* **Direction**
Write the next part of the memoir passage about church life and ordination, starting right after its final sentence.
— start of Document text —
If I had nursed in my mind any sentiment of romance in connection with ecclesiastical affairs, it was soon expelled by these experiences. A peep behind the scenes was enough. The, deadly Philistinism of a little provincial congregation; the trades-men and shopkeepers in their sleek Sunday best; the petty vulgarities and hypocrisies; the discordant music of the choir; the ignoble scenes in the vestry and the resumed saintly expression on returning into the church; the hollow ring and the sour edge of the incumbent's voice; and the fatuous faces up-turned to receive the communion at the altar steps - all these were worse, considerably worse, than the undisguised heathenism of the chapel performance.

It was not long before I began to have serious misgivings about the step I had taken. Still I did not torment myself; and when in the following June (1870) the time arrived for my ordination as a priest, I prepared myself quite philosophically to go through the ceremony.
— end of Document text —
— start of Supplied data —
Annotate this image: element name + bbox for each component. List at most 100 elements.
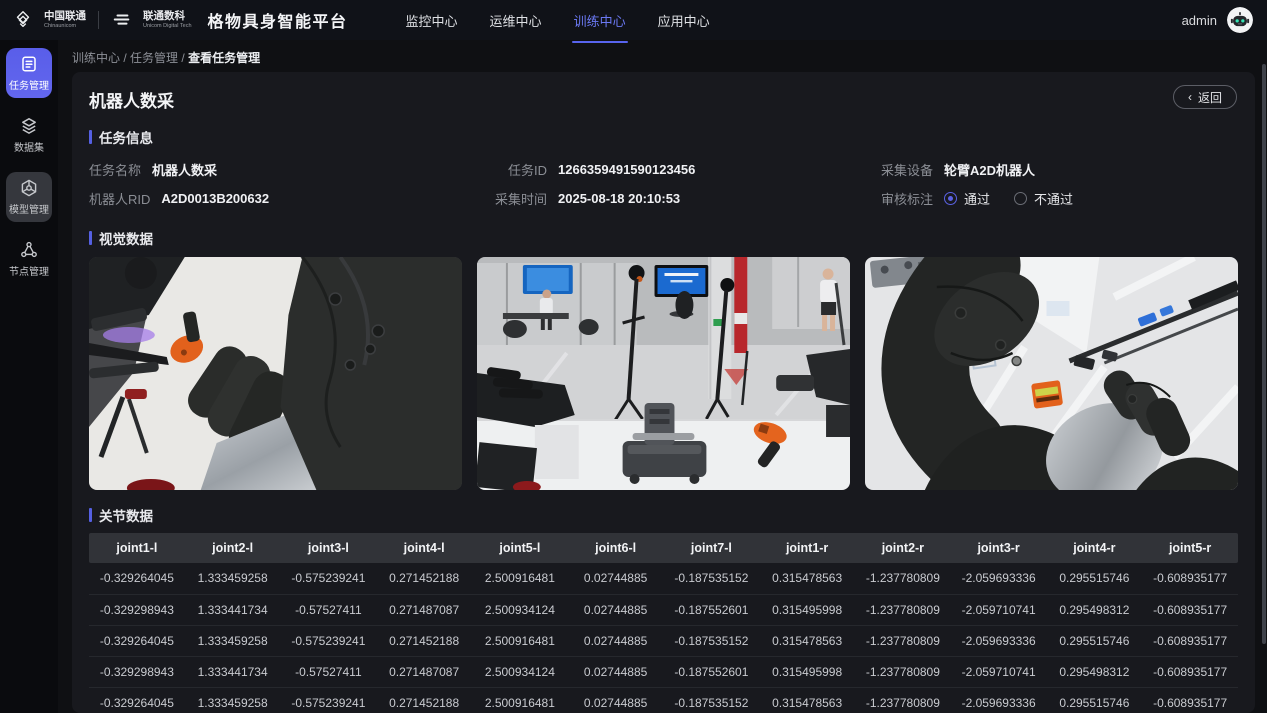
sidebar-item-datasets[interactable]: 数据集: [6, 110, 52, 160]
joint-value-cell: 0.295515746: [1047, 563, 1143, 594]
platform-title: 格物具身智能平台: [208, 8, 348, 32]
sidebar-item-label: 节点管理: [9, 263, 49, 278]
joint-value-cell: -0.187552601: [664, 656, 760, 687]
joint-value-cell: 0.315478563: [759, 687, 855, 713]
visual-data-section-title: 视觉数据: [99, 228, 153, 248]
joint-value-cell: -0.575239241: [281, 687, 377, 713]
sidebar-item-label: 数据集: [14, 139, 44, 154]
front-camera-art: [477, 257, 850, 490]
joint-column-header: joint6-l: [568, 533, 664, 563]
joint-data-section-title: 关节数据: [99, 505, 153, 525]
joint-column-header: joint2-l: [185, 533, 281, 563]
field-device: 采集设备轮臂A2D机器人: [881, 160, 1238, 179]
section-bar-icon: [89, 231, 92, 245]
field-value: 机器人数采: [152, 160, 217, 179]
joint-value-cell: -0.608935177: [1142, 656, 1238, 687]
brand-divider: [98, 11, 99, 29]
joint-value-cell: 0.271452188: [376, 625, 472, 656]
field-label: 采集设备: [881, 160, 933, 179]
joint-value-cell: 1.333459258: [185, 687, 281, 713]
left-wrist-camera-image[interactable]: [89, 257, 462, 490]
joint-value-cell: -0.57527411: [281, 656, 377, 687]
content: 机器人数采 ‹ 返回 任务信息 任务名称机器人数采任务ID12663594915…: [58, 72, 1267, 713]
right-wrist-camera-image[interactable]: [865, 257, 1238, 490]
body: 任务管理数据集模型管理节点管理 训练中心 / 任务管理 / 查看任务管理 机器人…: [0, 40, 1267, 713]
radio-label: 通过: [964, 189, 990, 208]
joint-value-cell: 0.315478563: [759, 563, 855, 594]
joint-value-cell: -0.329298943: [89, 594, 185, 625]
joint-value-cell: 0.295515746: [1047, 687, 1143, 713]
back-button[interactable]: ‹ 返回: [1173, 85, 1237, 109]
joint-value-cell: -0.575239241: [281, 625, 377, 656]
sidebar-item-tasks[interactable]: 任务管理: [6, 48, 52, 98]
joint-value-cell: -0.329264045: [89, 687, 185, 713]
joint-value-cell: 1.333459258: [185, 563, 281, 594]
joint-value-cell: 2.500916481: [472, 625, 568, 656]
table-row: -0.3292989431.333441734-0.575274110.2714…: [89, 656, 1238, 687]
sidebar-item-models[interactable]: 模型管理: [6, 172, 52, 222]
joint-data-section: 关节数据: [89, 505, 1238, 525]
joint-value-cell: -0.329264045: [89, 563, 185, 594]
radio-label: 不通过: [1034, 189, 1073, 208]
joint-column-header: joint2-r: [855, 533, 951, 563]
joint-data-table: joint1-ljoint2-ljoint3-ljoint4-ljoint5-l…: [89, 533, 1238, 713]
joint-column-header: joint4-r: [1047, 533, 1143, 563]
field-task-name: 任务名称机器人数采: [89, 160, 491, 179]
breadcrumb-item[interactable]: 训练中心: [72, 51, 120, 65]
joint-column-header: joint7-l: [664, 533, 760, 563]
sidebar-item-label: 模型管理: [9, 201, 49, 216]
left-wrist-camera-art: [89, 257, 462, 490]
joint-value-cell: 0.02744885: [568, 594, 664, 625]
app-root: 中国联通 Chinaunicom 联通数科 Unicom Digital Tec…: [0, 0, 1267, 713]
main-area: 训练中心 / 任务管理 / 查看任务管理 机器人数采 ‹ 返回 任务信息 任务名…: [58, 40, 1267, 713]
field-label: 审核标注: [881, 189, 933, 208]
joint-value-cell: 1.333459258: [185, 625, 281, 656]
joint-value-cell: 2.500916481: [472, 563, 568, 594]
nav-item-operations[interactable]: 运维中心: [488, 0, 544, 43]
table-row: -0.3292640451.333459258-0.5752392410.271…: [89, 687, 1238, 713]
joint-value-cell: 0.315495998: [759, 594, 855, 625]
joint-column-header: joint5-r: [1142, 533, 1238, 563]
sidebar-item-nodes[interactable]: 节点管理: [6, 234, 52, 284]
top-nav: 监控中心运维中心训练中心应用中心: [404, 0, 712, 43]
nav-item-application[interactable]: 应用中心: [656, 0, 712, 43]
joint-value-cell: -0.575239241: [281, 563, 377, 594]
username-label: admin: [1182, 13, 1217, 28]
vertical-scrollbar[interactable]: [1262, 64, 1266, 644]
task-info-grid: 任务名称机器人数采任务ID1266359491590123456采集设备轮臂A2…: [89, 155, 1238, 213]
joint-value-cell: 0.02744885: [568, 656, 664, 687]
joint-value-cell: 0.271487087: [376, 594, 472, 625]
joint-column-header: joint1-r: [759, 533, 855, 563]
joint-value-cell: 0.315495998: [759, 656, 855, 687]
user-area[interactable]: admin: [1182, 7, 1253, 33]
breadcrumb-item[interactable]: 任务管理: [130, 51, 178, 65]
table-row: -0.3292989431.333441734-0.575274110.2714…: [89, 594, 1238, 625]
robot-avatar[interactable]: [1227, 7, 1253, 33]
top-header: 中国联通 Chinaunicom 联通数科 Unicom Digital Tec…: [0, 0, 1267, 40]
front-camera-image[interactable]: [477, 257, 850, 490]
nav-item-training[interactable]: 训练中心: [572, 0, 628, 43]
nav-item-monitoring[interactable]: 监控中心: [404, 0, 460, 43]
breadcrumb: 训练中心 / 任务管理 / 查看任务管理: [58, 40, 1267, 72]
joint-value-cell: -2.059693336: [951, 625, 1047, 656]
field-value: 2025-08-18 20:10:53: [558, 191, 680, 206]
joint-value-cell: 0.271452188: [376, 687, 472, 713]
joint-value-cell: -2.059693336: [951, 563, 1047, 594]
field-value: A2D0013B200632: [161, 191, 269, 206]
radio-fail[interactable]: 不通过: [1014, 189, 1073, 208]
joint-value-cell: 0.02744885: [568, 687, 664, 713]
joint-value-cell: -2.059693336: [951, 687, 1047, 713]
joint-table-body: -0.3292640451.333459258-0.5752392410.271…: [89, 563, 1238, 713]
radio-pass[interactable]: 通过: [944, 189, 990, 208]
unicom-cn-label: 中国联通: [44, 11, 86, 22]
joint-value-cell: -0.329264045: [89, 625, 185, 656]
detail-card: 机器人数采 ‹ 返回 任务信息 任务名称机器人数采任务ID12663594915…: [72, 72, 1255, 713]
joint-value-cell: 1.333441734: [185, 656, 281, 687]
back-button-label: 返回: [1198, 89, 1222, 106]
joint-value-cell: -0.608935177: [1142, 687, 1238, 713]
joint-value-cell: -1.237780809: [855, 687, 951, 713]
right-wrist-camera-art: [865, 257, 1238, 490]
field-label: 采集时间: [491, 189, 547, 208]
field-label: 机器人RID: [89, 189, 150, 208]
task-doc-icon: [20, 55, 38, 73]
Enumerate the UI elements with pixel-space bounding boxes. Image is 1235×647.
— end of Supplied data —
* **The reply**
But here an interesting hitch occurred. In the Bishop's examination preparatory to the ordination, the candidates had among other things to write a Life of Abraham; and such was my optimistic confidence in the breadth of the episcopal mind that I quite candidly and without any particular misgiving committed to paper the view which I had picked up, I think from Bunsen the historian, and which is also adopted by Dean Stanley in his Jewish Church - that Abraham's intended immolation of Isaac was a relic of Moloch-worship, and of the old practice of human sacrifices, and that the "voice of God" which bade him substitute the ram did indeed figure the evolution of the human conscience to a higher ideal of worship than that in vogue among savage nations. This paper, containing so dreadful a heresy, I sent up without a qualm! But on arriving myself some days later at the Palace at Ely, the Bishop (Harold Browne) soon after the first greetings called me into his study and confronted me with the offending passage. At first I had some difficulty in understanding what the trouble was, but when the Bishop in grave tones began to remind me that the sacrifice of Isaac was a type - a type and a prefigurement of that greater sacrifice of Jesus, and that the whole Biblical scheme of salvation rested four-square upon this incident (not forgetting the ram), I immediately saw that the fat was in the fire, and that there was now no escaping a solemn discussion on the Atonement.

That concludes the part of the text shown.